◆ **Task objective**
Count the lines in the records that contain the string "label" and reply with only that number.

++++ Supplied records

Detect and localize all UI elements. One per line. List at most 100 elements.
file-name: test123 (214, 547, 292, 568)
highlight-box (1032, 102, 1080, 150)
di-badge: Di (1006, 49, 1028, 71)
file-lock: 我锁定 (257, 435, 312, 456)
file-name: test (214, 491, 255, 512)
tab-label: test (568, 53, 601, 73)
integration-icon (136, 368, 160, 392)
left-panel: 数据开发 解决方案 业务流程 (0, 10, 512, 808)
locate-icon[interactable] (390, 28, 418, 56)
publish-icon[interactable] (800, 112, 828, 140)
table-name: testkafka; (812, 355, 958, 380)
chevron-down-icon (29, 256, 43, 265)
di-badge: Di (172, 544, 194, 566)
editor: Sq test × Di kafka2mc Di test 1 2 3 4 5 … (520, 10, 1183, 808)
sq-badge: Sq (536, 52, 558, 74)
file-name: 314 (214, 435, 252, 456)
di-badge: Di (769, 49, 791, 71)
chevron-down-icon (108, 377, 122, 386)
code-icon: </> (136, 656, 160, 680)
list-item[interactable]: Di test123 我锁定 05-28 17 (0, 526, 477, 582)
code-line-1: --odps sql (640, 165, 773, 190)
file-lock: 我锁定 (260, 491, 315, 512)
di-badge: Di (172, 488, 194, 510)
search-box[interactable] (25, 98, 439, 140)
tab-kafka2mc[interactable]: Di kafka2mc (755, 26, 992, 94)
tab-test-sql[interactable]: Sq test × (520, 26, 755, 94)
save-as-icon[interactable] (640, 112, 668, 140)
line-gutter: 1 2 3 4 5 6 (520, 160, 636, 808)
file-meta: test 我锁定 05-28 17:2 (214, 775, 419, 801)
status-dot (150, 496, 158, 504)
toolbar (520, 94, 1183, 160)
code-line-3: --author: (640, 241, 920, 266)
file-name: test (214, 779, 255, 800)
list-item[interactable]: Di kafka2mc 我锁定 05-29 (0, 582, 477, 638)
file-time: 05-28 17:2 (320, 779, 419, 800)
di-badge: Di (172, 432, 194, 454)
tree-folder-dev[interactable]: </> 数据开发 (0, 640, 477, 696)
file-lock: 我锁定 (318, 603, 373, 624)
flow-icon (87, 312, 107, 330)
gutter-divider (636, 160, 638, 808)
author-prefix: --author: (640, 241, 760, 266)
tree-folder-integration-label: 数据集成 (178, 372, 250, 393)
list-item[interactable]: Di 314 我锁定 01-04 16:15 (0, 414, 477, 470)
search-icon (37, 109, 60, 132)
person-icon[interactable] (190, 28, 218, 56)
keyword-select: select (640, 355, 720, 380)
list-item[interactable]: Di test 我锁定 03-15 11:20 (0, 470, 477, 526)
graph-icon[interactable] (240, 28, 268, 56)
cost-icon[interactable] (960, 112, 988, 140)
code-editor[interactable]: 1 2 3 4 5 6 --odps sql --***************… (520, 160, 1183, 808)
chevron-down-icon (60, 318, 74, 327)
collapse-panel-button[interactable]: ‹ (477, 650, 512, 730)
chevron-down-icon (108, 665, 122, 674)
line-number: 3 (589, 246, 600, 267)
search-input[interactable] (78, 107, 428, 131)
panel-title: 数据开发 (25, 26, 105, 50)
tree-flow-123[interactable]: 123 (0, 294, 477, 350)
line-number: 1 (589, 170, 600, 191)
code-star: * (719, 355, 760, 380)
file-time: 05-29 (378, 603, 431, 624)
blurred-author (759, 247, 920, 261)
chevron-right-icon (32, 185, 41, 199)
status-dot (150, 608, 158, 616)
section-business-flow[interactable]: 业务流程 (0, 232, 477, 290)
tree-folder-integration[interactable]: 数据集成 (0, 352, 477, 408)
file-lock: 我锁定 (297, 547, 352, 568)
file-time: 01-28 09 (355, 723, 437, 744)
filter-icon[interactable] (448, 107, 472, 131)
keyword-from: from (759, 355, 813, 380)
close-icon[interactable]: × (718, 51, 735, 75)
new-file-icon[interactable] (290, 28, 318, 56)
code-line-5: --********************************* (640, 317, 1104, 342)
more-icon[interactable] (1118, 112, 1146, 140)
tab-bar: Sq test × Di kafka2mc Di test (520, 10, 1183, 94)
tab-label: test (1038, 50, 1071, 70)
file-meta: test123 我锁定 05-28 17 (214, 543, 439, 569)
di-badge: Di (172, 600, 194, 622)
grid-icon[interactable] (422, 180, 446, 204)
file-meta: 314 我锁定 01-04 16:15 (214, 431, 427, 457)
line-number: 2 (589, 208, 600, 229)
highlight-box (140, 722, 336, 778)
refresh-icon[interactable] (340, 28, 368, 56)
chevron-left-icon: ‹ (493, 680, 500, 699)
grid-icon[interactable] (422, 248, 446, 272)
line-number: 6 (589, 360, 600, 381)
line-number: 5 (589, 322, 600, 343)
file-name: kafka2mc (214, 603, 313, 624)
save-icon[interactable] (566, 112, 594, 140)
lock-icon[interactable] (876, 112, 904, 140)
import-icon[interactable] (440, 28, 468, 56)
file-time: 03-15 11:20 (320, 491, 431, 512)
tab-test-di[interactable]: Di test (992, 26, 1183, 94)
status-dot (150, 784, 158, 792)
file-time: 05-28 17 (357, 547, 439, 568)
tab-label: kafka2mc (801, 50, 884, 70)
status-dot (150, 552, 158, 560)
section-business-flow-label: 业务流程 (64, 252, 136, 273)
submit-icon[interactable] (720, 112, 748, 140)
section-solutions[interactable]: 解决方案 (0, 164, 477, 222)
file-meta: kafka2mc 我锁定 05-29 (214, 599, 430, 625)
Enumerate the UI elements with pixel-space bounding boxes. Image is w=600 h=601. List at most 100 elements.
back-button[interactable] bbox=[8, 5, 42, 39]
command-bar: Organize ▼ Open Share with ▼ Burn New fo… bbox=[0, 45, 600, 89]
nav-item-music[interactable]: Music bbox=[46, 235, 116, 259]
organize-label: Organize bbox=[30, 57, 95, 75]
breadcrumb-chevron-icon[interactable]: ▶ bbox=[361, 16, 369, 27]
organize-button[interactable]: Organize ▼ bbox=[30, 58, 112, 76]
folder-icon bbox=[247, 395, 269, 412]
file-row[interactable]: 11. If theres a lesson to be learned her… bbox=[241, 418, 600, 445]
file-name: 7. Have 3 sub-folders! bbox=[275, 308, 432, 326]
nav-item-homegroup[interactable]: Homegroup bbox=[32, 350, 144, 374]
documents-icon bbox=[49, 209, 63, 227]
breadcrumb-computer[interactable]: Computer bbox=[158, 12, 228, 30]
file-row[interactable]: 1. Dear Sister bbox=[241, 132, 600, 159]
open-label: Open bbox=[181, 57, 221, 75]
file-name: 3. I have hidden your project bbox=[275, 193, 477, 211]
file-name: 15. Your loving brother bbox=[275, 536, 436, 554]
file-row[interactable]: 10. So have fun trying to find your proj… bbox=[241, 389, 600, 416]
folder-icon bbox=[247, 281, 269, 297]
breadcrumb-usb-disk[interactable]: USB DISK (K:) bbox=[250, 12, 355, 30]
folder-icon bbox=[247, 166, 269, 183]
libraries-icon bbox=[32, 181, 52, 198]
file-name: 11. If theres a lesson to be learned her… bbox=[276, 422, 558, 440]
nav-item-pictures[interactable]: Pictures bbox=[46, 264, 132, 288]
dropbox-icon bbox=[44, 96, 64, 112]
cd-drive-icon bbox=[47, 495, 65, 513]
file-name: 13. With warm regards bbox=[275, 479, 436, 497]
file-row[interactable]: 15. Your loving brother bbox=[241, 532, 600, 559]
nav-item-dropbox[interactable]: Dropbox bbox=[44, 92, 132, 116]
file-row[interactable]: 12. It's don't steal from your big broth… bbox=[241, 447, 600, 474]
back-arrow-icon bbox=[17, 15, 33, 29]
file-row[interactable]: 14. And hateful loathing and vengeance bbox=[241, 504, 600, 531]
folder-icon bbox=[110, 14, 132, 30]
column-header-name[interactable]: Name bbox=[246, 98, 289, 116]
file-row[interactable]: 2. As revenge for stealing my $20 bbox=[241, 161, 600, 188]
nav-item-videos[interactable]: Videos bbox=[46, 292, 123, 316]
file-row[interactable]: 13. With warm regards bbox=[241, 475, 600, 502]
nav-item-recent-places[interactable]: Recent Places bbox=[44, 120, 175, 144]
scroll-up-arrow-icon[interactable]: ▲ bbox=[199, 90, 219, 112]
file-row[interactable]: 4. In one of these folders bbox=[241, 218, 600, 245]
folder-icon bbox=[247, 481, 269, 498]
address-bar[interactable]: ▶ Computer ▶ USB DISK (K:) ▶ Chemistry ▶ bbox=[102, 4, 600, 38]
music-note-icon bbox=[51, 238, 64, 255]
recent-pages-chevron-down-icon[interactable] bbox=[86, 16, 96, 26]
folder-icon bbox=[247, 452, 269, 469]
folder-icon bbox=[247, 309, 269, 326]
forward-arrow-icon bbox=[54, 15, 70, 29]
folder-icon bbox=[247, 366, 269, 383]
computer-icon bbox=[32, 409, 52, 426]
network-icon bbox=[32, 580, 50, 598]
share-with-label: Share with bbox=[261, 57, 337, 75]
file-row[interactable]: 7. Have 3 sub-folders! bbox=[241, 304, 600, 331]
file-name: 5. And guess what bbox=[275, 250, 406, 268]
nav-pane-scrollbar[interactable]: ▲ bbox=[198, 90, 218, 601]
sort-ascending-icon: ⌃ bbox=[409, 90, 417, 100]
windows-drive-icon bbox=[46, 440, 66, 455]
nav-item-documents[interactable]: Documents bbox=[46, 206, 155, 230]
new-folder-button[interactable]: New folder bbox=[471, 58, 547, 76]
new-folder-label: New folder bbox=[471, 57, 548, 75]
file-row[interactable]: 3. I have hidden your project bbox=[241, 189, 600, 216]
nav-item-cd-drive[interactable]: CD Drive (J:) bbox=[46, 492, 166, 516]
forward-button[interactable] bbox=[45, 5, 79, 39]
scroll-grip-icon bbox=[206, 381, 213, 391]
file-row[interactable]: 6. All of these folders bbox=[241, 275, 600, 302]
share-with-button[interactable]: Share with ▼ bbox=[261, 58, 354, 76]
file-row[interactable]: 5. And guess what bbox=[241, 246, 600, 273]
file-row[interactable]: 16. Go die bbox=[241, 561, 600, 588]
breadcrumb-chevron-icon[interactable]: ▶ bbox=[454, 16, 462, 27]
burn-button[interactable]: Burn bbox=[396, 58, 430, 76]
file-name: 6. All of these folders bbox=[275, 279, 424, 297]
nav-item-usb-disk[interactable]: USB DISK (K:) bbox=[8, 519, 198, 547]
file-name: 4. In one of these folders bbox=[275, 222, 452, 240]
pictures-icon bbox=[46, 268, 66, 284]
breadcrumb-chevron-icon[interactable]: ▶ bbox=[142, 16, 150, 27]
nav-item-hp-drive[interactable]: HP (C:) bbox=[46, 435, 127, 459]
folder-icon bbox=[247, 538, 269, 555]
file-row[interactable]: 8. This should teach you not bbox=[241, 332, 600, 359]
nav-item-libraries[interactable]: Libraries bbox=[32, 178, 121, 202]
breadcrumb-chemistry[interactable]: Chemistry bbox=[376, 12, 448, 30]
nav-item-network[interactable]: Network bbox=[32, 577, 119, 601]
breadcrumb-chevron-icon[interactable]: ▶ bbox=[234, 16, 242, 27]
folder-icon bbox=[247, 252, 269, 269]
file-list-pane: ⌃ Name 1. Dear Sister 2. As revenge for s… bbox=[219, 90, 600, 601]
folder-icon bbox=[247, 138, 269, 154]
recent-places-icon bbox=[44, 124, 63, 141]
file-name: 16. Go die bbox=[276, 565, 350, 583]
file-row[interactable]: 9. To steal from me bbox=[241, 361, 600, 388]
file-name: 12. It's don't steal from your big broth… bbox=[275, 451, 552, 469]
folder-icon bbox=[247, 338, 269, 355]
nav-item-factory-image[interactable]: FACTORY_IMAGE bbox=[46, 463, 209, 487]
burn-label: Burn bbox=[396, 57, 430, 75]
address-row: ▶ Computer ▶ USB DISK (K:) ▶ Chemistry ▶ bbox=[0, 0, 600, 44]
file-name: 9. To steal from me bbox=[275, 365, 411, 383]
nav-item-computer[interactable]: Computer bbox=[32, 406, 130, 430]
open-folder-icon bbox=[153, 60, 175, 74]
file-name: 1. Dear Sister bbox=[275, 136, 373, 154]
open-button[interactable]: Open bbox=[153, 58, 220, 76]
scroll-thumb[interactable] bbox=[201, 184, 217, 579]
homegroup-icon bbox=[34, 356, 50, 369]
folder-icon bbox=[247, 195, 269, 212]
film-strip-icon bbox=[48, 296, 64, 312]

++++++++

◆ **Answer to this task**
10